From the entries below, gather each line containing the word "dress".
################
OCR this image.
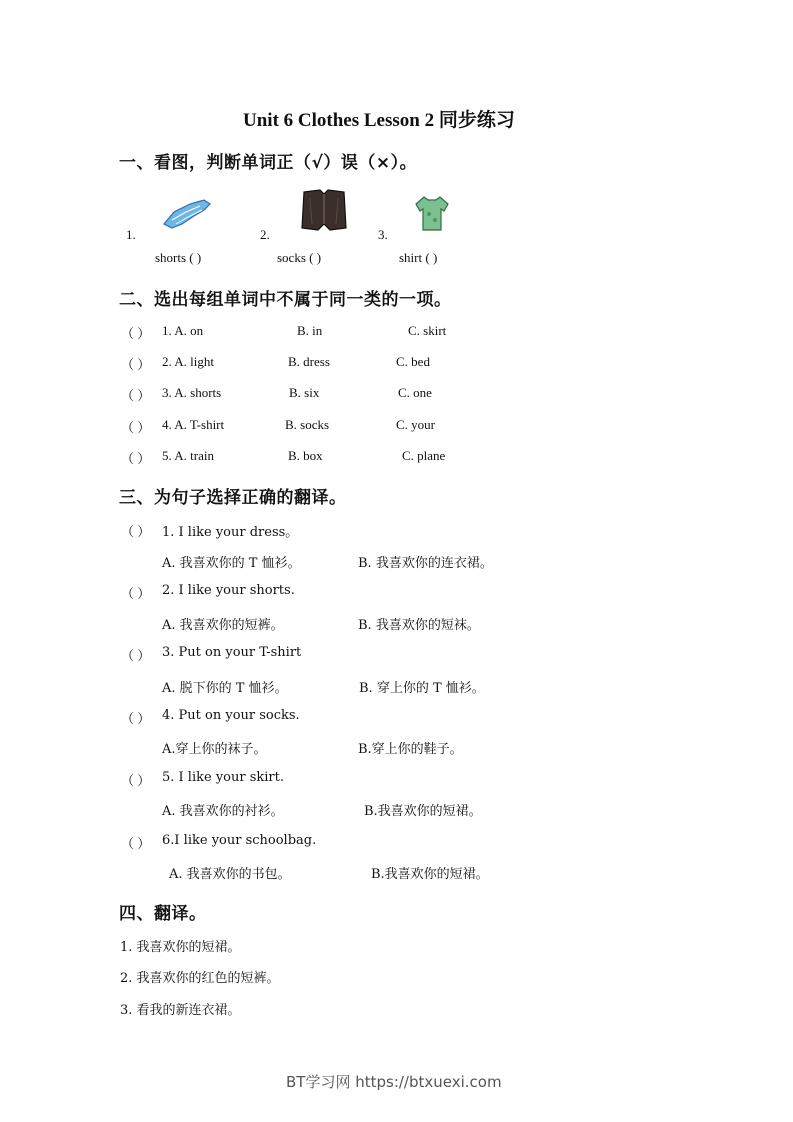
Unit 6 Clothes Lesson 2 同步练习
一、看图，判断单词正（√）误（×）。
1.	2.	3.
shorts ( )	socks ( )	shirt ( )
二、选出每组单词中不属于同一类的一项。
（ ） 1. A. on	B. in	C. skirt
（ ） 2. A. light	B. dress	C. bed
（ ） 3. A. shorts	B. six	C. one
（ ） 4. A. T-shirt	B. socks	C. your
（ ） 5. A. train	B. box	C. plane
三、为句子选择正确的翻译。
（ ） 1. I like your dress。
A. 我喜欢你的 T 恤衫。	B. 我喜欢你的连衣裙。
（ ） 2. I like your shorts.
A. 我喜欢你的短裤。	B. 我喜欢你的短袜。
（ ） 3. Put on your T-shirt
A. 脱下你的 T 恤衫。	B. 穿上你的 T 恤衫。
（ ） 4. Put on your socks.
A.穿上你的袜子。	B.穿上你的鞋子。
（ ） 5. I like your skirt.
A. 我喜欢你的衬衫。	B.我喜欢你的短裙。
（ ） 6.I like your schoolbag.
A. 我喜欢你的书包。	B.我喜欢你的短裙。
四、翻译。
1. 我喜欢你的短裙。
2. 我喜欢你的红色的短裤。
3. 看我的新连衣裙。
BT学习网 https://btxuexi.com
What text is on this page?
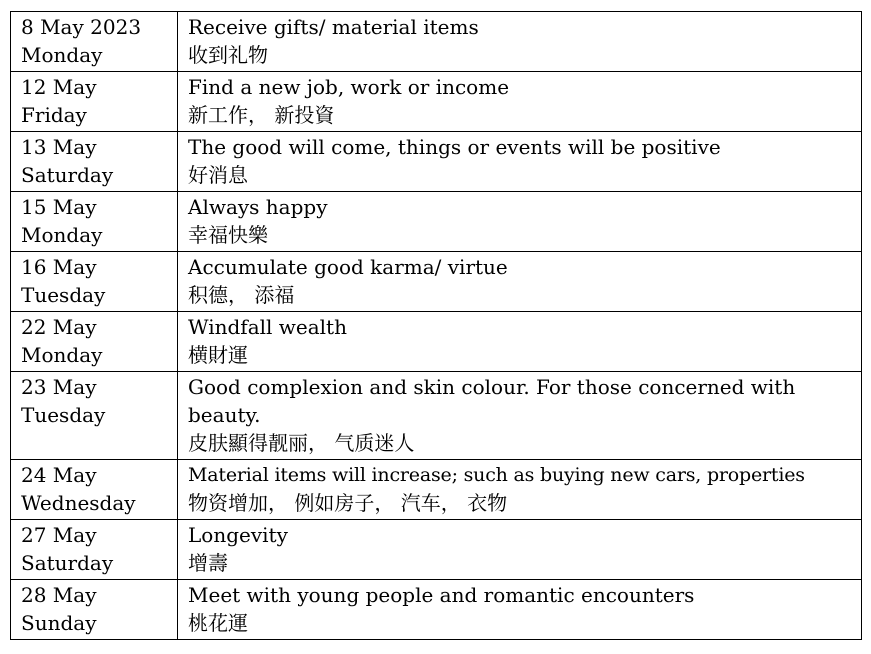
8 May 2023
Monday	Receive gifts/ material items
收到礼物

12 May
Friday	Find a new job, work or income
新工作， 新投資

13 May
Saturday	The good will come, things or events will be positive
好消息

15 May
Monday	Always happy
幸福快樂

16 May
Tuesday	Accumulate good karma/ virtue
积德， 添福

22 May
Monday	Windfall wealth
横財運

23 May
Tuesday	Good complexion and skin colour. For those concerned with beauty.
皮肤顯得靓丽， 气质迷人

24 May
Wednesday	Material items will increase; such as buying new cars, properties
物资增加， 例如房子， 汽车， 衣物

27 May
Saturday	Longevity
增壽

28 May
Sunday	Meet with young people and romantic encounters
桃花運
################
Output for this task
（ ） 2. A. light	B. dress	C. bed
（ ） 1. I like your dress。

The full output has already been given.